[Extracts from a graphics dataset]
START

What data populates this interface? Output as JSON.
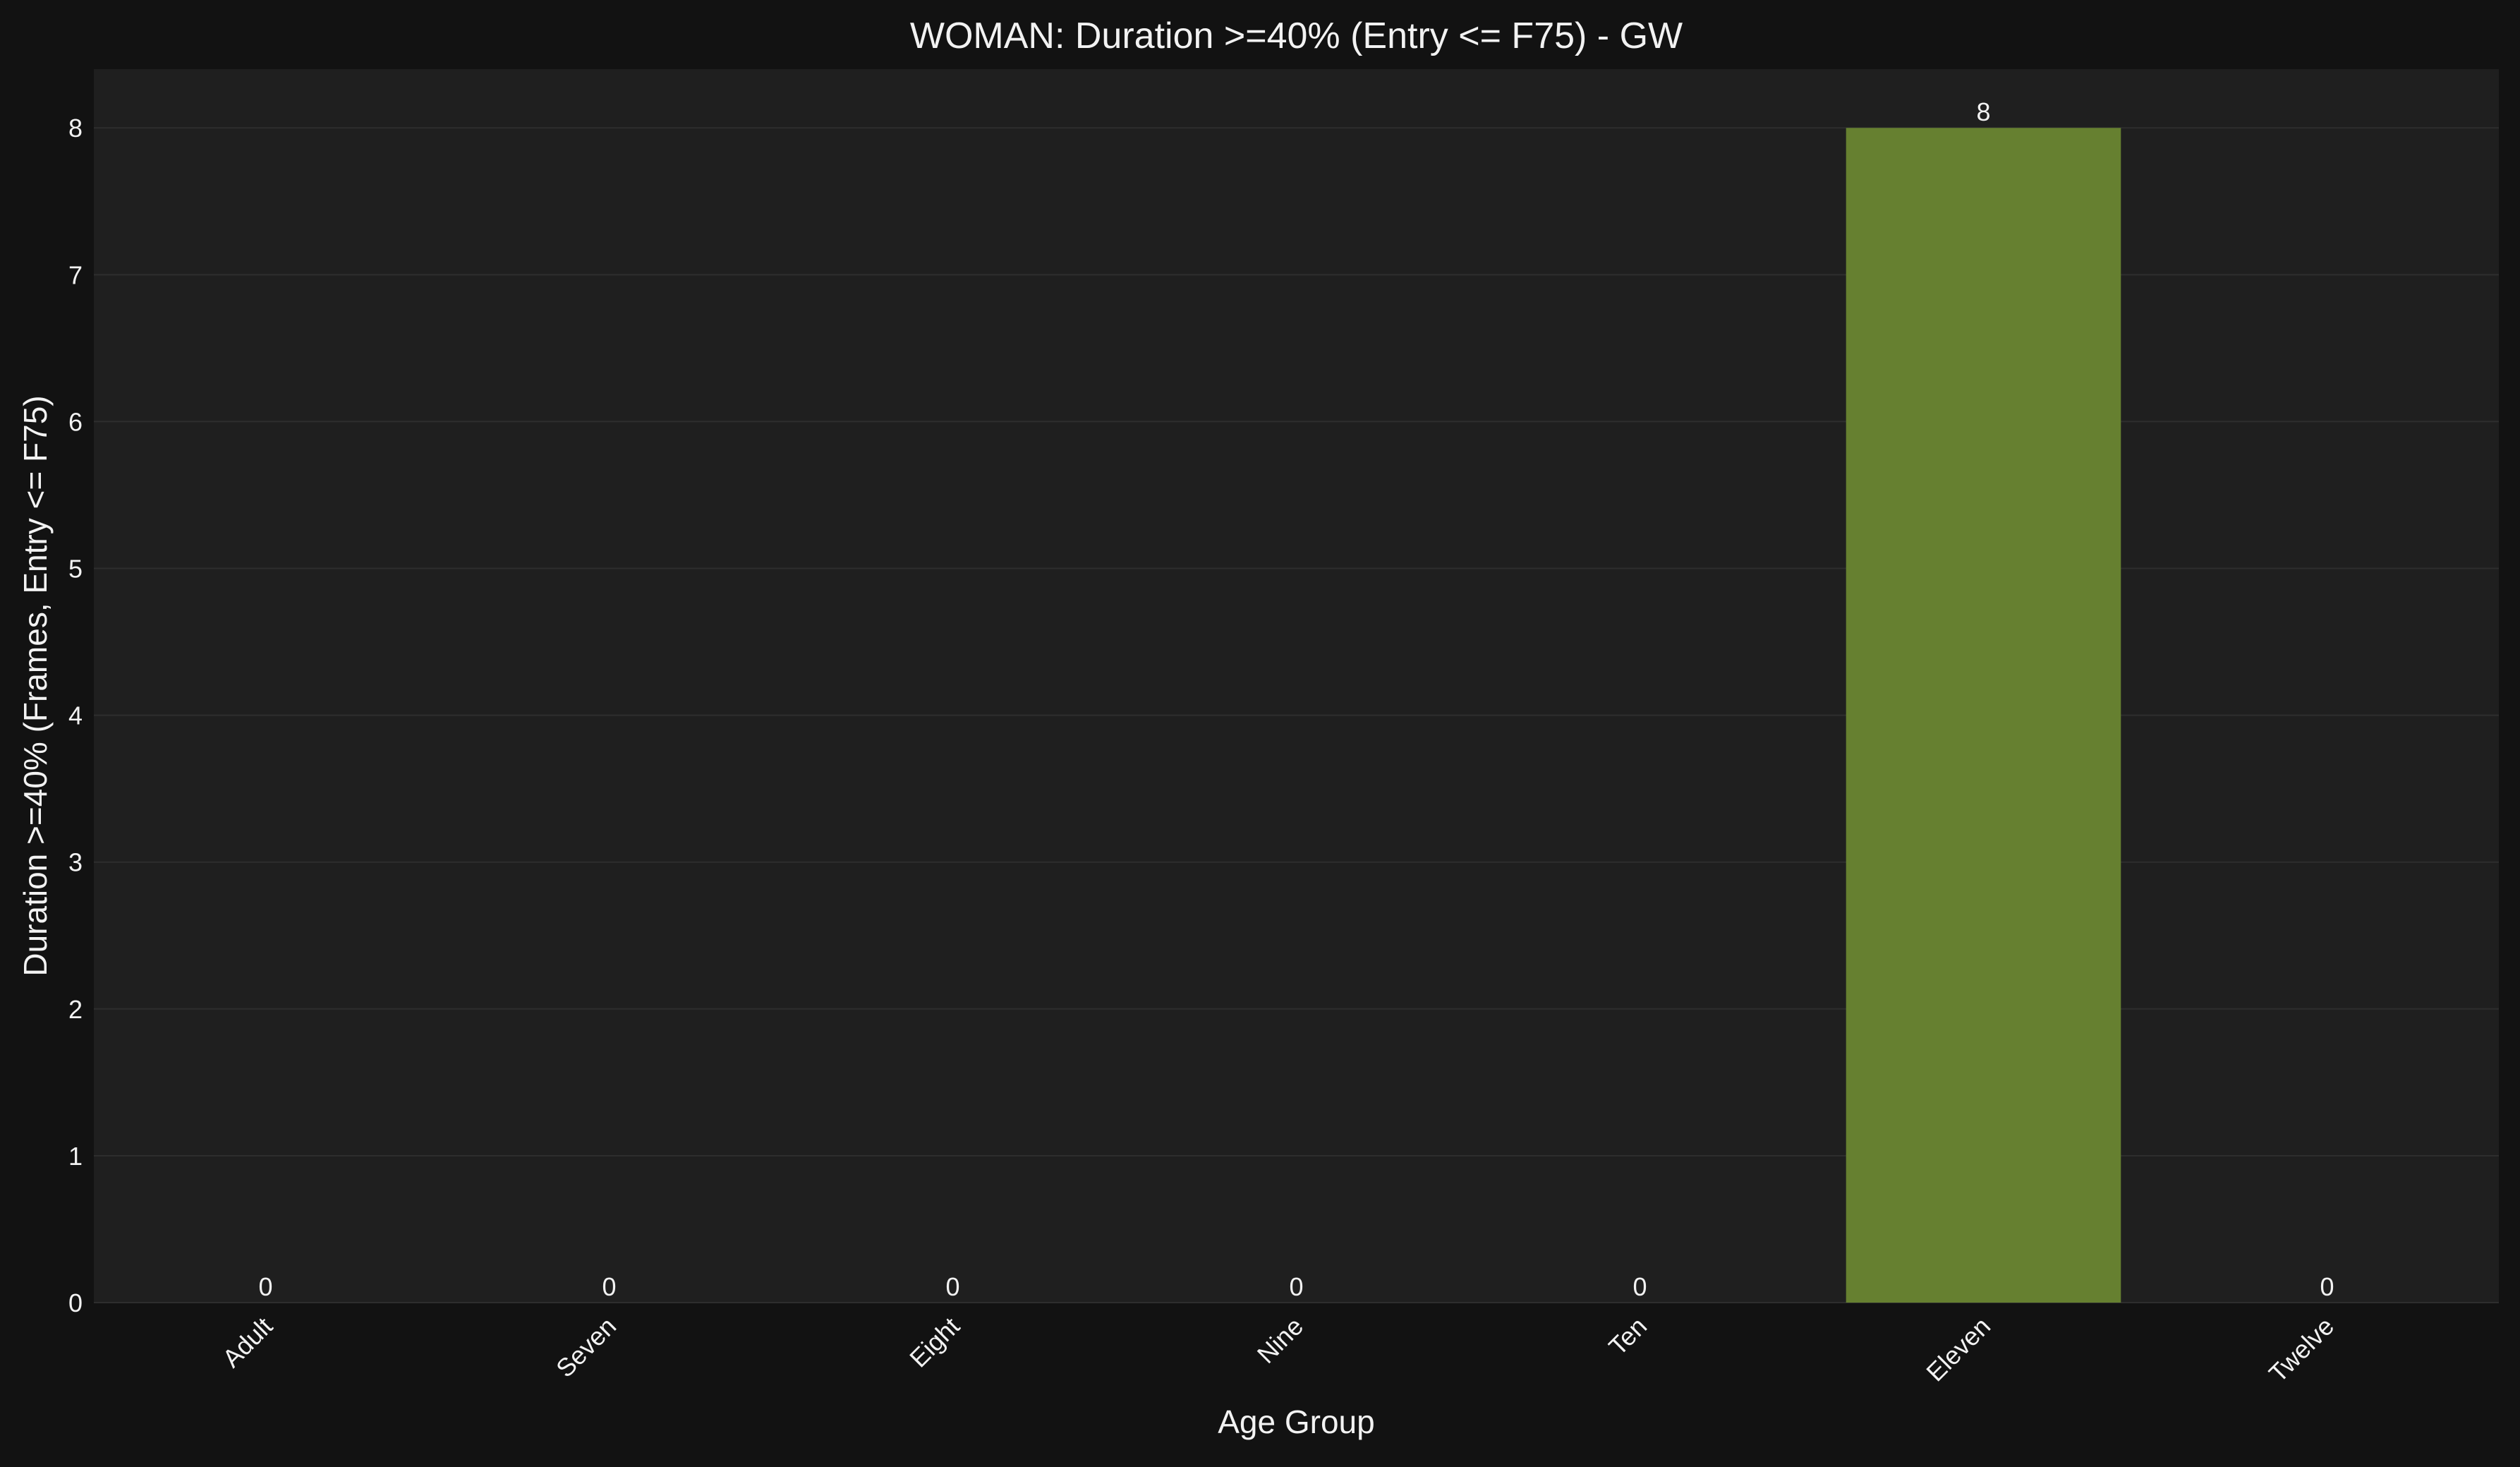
{
  "colors": {
    "page_background": "#121212",
    "plot_background": "#1f1f1f",
    "grid": "#2e2e2e",
    "text": "#f2f2f2",
    "bar": "#668030"
  },
  "chart_data": {
    "type": "bar",
    "title": "WOMAN: Duration >=40% (Entry <= F75) - GW",
    "xlabel": "Age Group",
    "ylabel": "Duration >=40% (Frames, Entry <= F75)",
    "categories": [
      "Adult",
      "Seven",
      "Eight",
      "Nine",
      "Ten",
      "Eleven",
      "Twelve"
    ],
    "values": [
      0,
      0,
      0,
      0,
      0,
      8,
      0
    ],
    "data_labels": [
      "0",
      "0",
      "0",
      "0",
      "0",
      "8",
      "0"
    ],
    "ylim": [
      0,
      8.4
    ],
    "yticks": [
      0,
      1,
      2,
      3,
      4,
      5,
      6,
      7,
      8
    ],
    "grid": true,
    "x_tick_rotation_deg": 45
  }
}
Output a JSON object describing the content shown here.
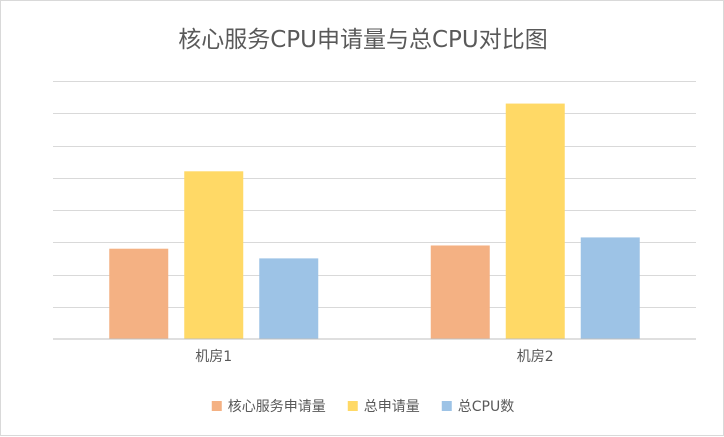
{
  "chart_data": {
    "type": "bar",
    "title": "核心服务CPU申请量与总CPU对比图",
    "categories": [
      "机房1",
      "机房2"
    ],
    "series": [
      {
        "name": "核心服务申请量",
        "color": "#f4b183",
        "values": [
          2.8,
          2.9
        ]
      },
      {
        "name": "总申请量",
        "color": "#ffd966",
        "values": [
          5.2,
          7.3
        ]
      },
      {
        "name": "总CPU数",
        "color": "#9dc3e6",
        "values": [
          2.5,
          3.15
        ]
      }
    ],
    "ylim": [
      0,
      8
    ],
    "gridline_step": 1,
    "grid": true,
    "y_tick_labels_shown": false,
    "legend": "bottom"
  }
}
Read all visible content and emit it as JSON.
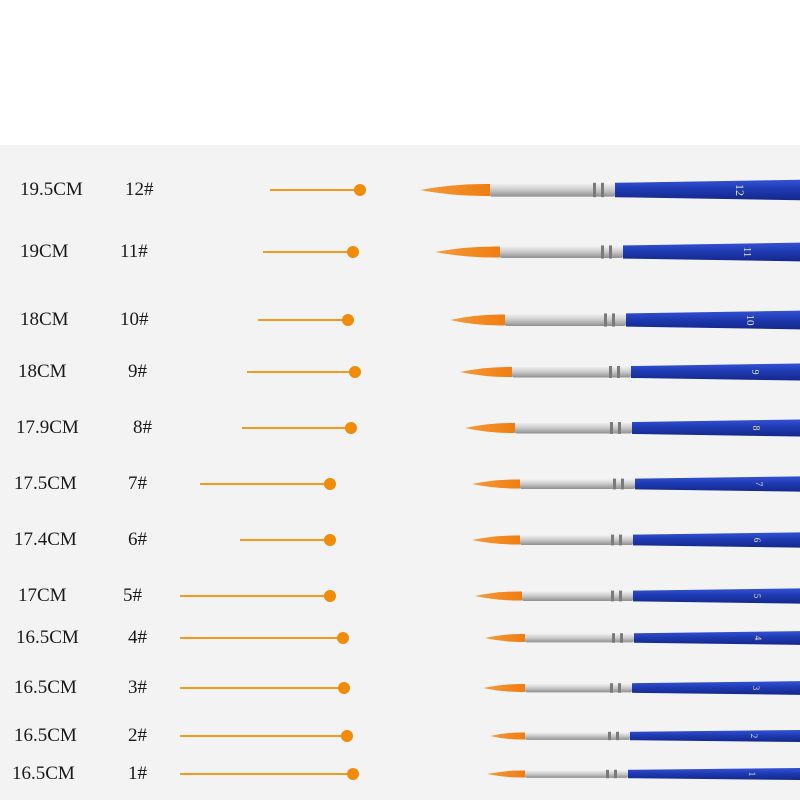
{
  "image": {
    "subject": "Set of twelve round-tip paint brushes with blue handles, silver ferrules and orange bristles",
    "colors": {
      "background": "#f3f3f3",
      "handle": "#1f3bb3",
      "ferrule": "#c9c9c9",
      "bristle": "#f07d10",
      "guide": "#f39a1e"
    }
  },
  "brushes": [
    {
      "length": "19.5CM",
      "size": "12#",
      "handle_mark": "12"
    },
    {
      "length": "19CM",
      "size": "11#",
      "handle_mark": "11"
    },
    {
      "length": "18CM",
      "size": "10#",
      "handle_mark": "10"
    },
    {
      "length": "18CM",
      "size": "9#",
      "handle_mark": "9"
    },
    {
      "length": "17.9CM",
      "size": "8#",
      "handle_mark": "8"
    },
    {
      "length": "17.5CM",
      "size": "7#",
      "handle_mark": "7"
    },
    {
      "length": "17.4CM",
      "size": "6#",
      "handle_mark": "6"
    },
    {
      "length": "17CM",
      "size": "5#",
      "handle_mark": "5"
    },
    {
      "length": "16.5CM",
      "size": "4#",
      "handle_mark": "4"
    },
    {
      "length": "16.5CM",
      "size": "3#",
      "handle_mark": "3"
    },
    {
      "length": "16.5CM",
      "size": "2#",
      "handle_mark": "2"
    },
    {
      "length": "16.5CM",
      "size": "1#",
      "handle_mark": "1"
    }
  ]
}
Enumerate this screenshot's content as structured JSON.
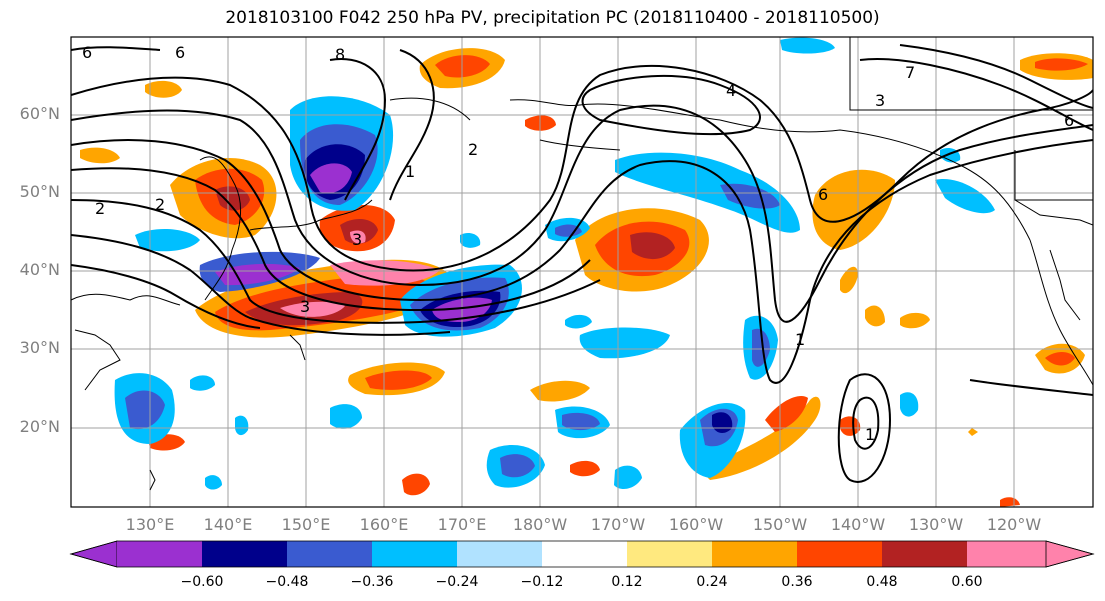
{
  "title": "2018103100 F042 250 hPa PV, precipitation PC (2018110400 - 2018110500)",
  "lat_labels": [
    "60°N",
    "50°N",
    "40°N",
    "30°N",
    "20°N"
  ],
  "lon_labels": [
    "130°E",
    "140°E",
    "150°E",
    "160°E",
    "170°E",
    "180°W",
    "170°W",
    "160°W",
    "150°W",
    "140°W",
    "130°W",
    "120°W"
  ],
  "contour_labels": [
    "6",
    "8",
    "1",
    "2",
    "3",
    "4",
    "6",
    "6",
    "1",
    "2",
    "3",
    "3",
    "1",
    "2",
    "7",
    "6"
  ],
  "colorbar": {
    "ticks": [
      "−0.60",
      "−0.48",
      "−0.36",
      "−0.24",
      "−0.12",
      "0.12",
      "0.24",
      "0.36",
      "0.48",
      "0.60"
    ],
    "colors": [
      "#9b30d0",
      "#00008b",
      "#3a5bd0",
      "#00bfff",
      "#b0e2ff",
      "#ffffff",
      "#ffe97f",
      "#ffa500",
      "#ff4500",
      "#b22222",
      "#ff82ab"
    ]
  },
  "colors": {
    "grid": "#a0a0a0",
    "contour": "#000000",
    "coast": "#000000"
  }
}
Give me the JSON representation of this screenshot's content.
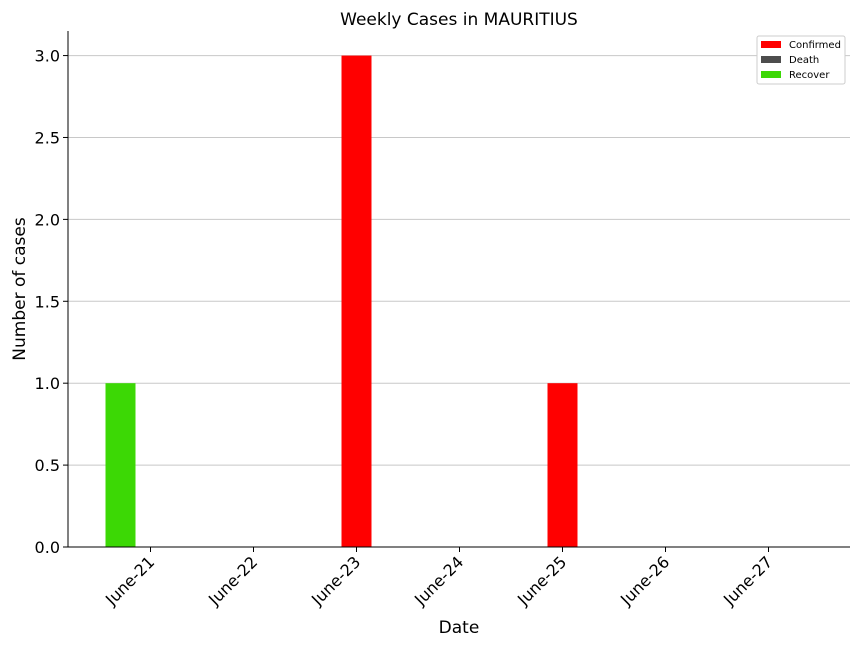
{
  "chart_data": {
    "type": "bar",
    "title": "Weekly Cases in MAURITIUS",
    "xlabel": "Date",
    "ylabel": "Number of cases",
    "categories": [
      "June-21",
      "June-22",
      "June-23",
      "June-24",
      "June-25",
      "June-26",
      "June-27"
    ],
    "series": [
      {
        "name": "Confirmed",
        "color": "#ff0000",
        "values": [
          0,
          0,
          3,
          0,
          1,
          0,
          0
        ]
      },
      {
        "name": "Death",
        "color": "#4d4d4d",
        "values": [
          0,
          0,
          0,
          0,
          0,
          0,
          0
        ]
      },
      {
        "name": "Recover",
        "color": "#3cd805",
        "values": [
          1,
          0,
          0,
          0,
          0,
          0,
          0
        ]
      }
    ],
    "ylim": [
      0,
      3.15
    ],
    "yticks": [
      "0.0",
      "0.5",
      "1.0",
      "1.5",
      "2.0",
      "2.5",
      "3.0"
    ],
    "grid": "y",
    "legend": "top-right"
  }
}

END

▶ Task instructions: Write the material out again exactly as it appears, dropping the pictures.

▶ Worked solution:
What data populates this interface? Output as JSON.
{
  "colors": {
    "page_background": "#121212",
    "plot_background": "#1f1f1f",
    "grid": "#2e2e2e",
    "text": "#f2f2f2",
    "bar": "#668030"
  },
  "chart_data": {
    "type": "bar",
    "title": "WOMAN: Duration >=40% (Entry <= F75) - GW",
    "xlabel": "Age Group",
    "ylabel": "Duration >=40% (Frames, Entry <= F75)",
    "categories": [
      "Adult",
      "Seven",
      "Eight",
      "Nine",
      "Ten",
      "Eleven",
      "Twelve"
    ],
    "values": [
      0,
      0,
      0,
      0,
      0,
      8,
      0
    ],
    "data_labels": [
      "0",
      "0",
      "0",
      "0",
      "0",
      "8",
      "0"
    ],
    "ylim": [
      0,
      8.4
    ],
    "yticks": [
      0,
      1,
      2,
      3,
      4,
      5,
      6,
      7,
      8
    ],
    "grid": true,
    "x_tick_rotation_deg": 45
  }
}
Output a JSON object describing the content shown here.
{
  "chart_data": {
    "type": "bar",
    "title": "核心服务CPU申请量与总CPU对比图",
    "categories": [
      "机房1",
      "机房2"
    ],
    "series": [
      {
        "name": "核心服务申请量",
        "color": "#f4b183",
        "values": [
          2.8,
          2.9
        ]
      },
      {
        "name": "总申请量",
        "color": "#ffd966",
        "values": [
          5.2,
          7.3
        ]
      },
      {
        "name": "总CPU数",
        "color": "#9dc3e6",
        "values": [
          2.5,
          3.15
        ]
      }
    ],
    "ylim": [
      0,
      8
    ],
    "gridline_step": 1,
    "grid": true,
    "y_tick_labels_shown": false,
    "legend": "bottom"
  }
}
Read all visible content and emit it as JSON.
{
  "image": {
    "subject": "Set of twelve round-tip paint brushes with blue handles, silver ferrules and orange bristles",
    "colors": {
      "background": "#f3f3f3",
      "handle": "#1f3bb3",
      "ferrule": "#c9c9c9",
      "bristle": "#f07d10",
      "guide": "#f39a1e"
    }
  },
  "brushes": [
    {
      "length": "19.5CM",
      "size": "12#",
      "handle_mark": "12"
    },
    {
      "length": "19CM",
      "size": "11#",
      "handle_mark": "11"
    },
    {
      "length": "18CM",
      "size": "10#",
      "handle_mark": "10"
    },
    {
      "length": "18CM",
      "size": "9#",
      "handle_mark": "9"
    },
    {
      "length": "17.9CM",
      "size": "8#",
      "handle_mark": "8"
    },
    {
      "length": "17.5CM",
      "size": "7#",
      "handle_mark": "7"
    },
    {
      "length": "17.4CM",
      "size": "6#",
      "handle_mark": "6"
    },
    {
      "length": "17CM",
      "size": "5#",
      "handle_mark": "5"
    },
    {
      "length": "16.5CM",
      "size": "4#",
      "handle_mark": "4"
    },
    {
      "length": "16.5CM",
      "size": "3#",
      "handle_mark": "3"
    },
    {
      "length": "16.5CM",
      "size": "2#",
      "handle_mark": "2"
    },
    {
      "length": "16.5CM",
      "size": "1#",
      "handle_mark": "1"
    }
  ]
}
Enumerate this screenshot's content as structured JSON.
{
  "title": "2018103100 F042 250 hPa PV, precipitation PC (2018110400 - 2018110500)",
  "lat_labels": [
    "60°N",
    "50°N",
    "40°N",
    "30°N",
    "20°N"
  ],
  "lon_labels": [
    "130°E",
    "140°E",
    "150°E",
    "160°E",
    "170°E",
    "180°W",
    "170°W",
    "160°W",
    "150°W",
    "140°W",
    "130°W",
    "120°W"
  ],
  "contour_labels": [
    "6",
    "8",
    "1",
    "2",
    "3",
    "4",
    "6",
    "6",
    "1",
    "2",
    "3",
    "3",
    "1",
    "2",
    "7",
    "6"
  ],
  "colorbar": {
    "ticks": [
      "−0.60",
      "−0.48",
      "−0.36",
      "−0.24",
      "−0.12",
      "0.12",
      "0.24",
      "0.36",
      "0.48",
      "0.60"
    ],
    "colors": [
      "#9b30d0",
      "#00008b",
      "#3a5bd0",
      "#00bfff",
      "#b0e2ff",
      "#ffffff",
      "#ffe97f",
      "#ffa500",
      "#ff4500",
      "#b22222",
      "#ff82ab"
    ]
  },
  "colors": {
    "grid": "#a0a0a0",
    "contour": "#000000",
    "coast": "#000000"
  }
}
Give me the JSON representation of this screenshot's content.
{
  "chart_data": {
    "type": "bar",
    "title": "Weekly Cases in MAURITIUS",
    "xlabel": "Date",
    "ylabel": "Number of cases",
    "categories": [
      "June-21",
      "June-22",
      "June-23",
      "June-24",
      "June-25",
      "June-26",
      "June-27"
    ],
    "series": [
      {
        "name": "Confirmed",
        "color": "#ff0000",
        "values": [
          0,
          0,
          3,
          0,
          1,
          0,
          0
        ]
      },
      {
        "name": "Death",
        "color": "#4d4d4d",
        "values": [
          0,
          0,
          0,
          0,
          0,
          0,
          0
        ]
      },
      {
        "name": "Recover",
        "color": "#3cd805",
        "values": [
          1,
          0,
          0,
          0,
          0,
          0,
          0
        ]
      }
    ],
    "ylim": [
      0,
      3.15
    ],
    "yticks": [
      "0.0",
      "0.5",
      "1.0",
      "1.5",
      "2.0",
      "2.5",
      "3.0"
    ],
    "grid": "y",
    "legend": "top-right"
  }
}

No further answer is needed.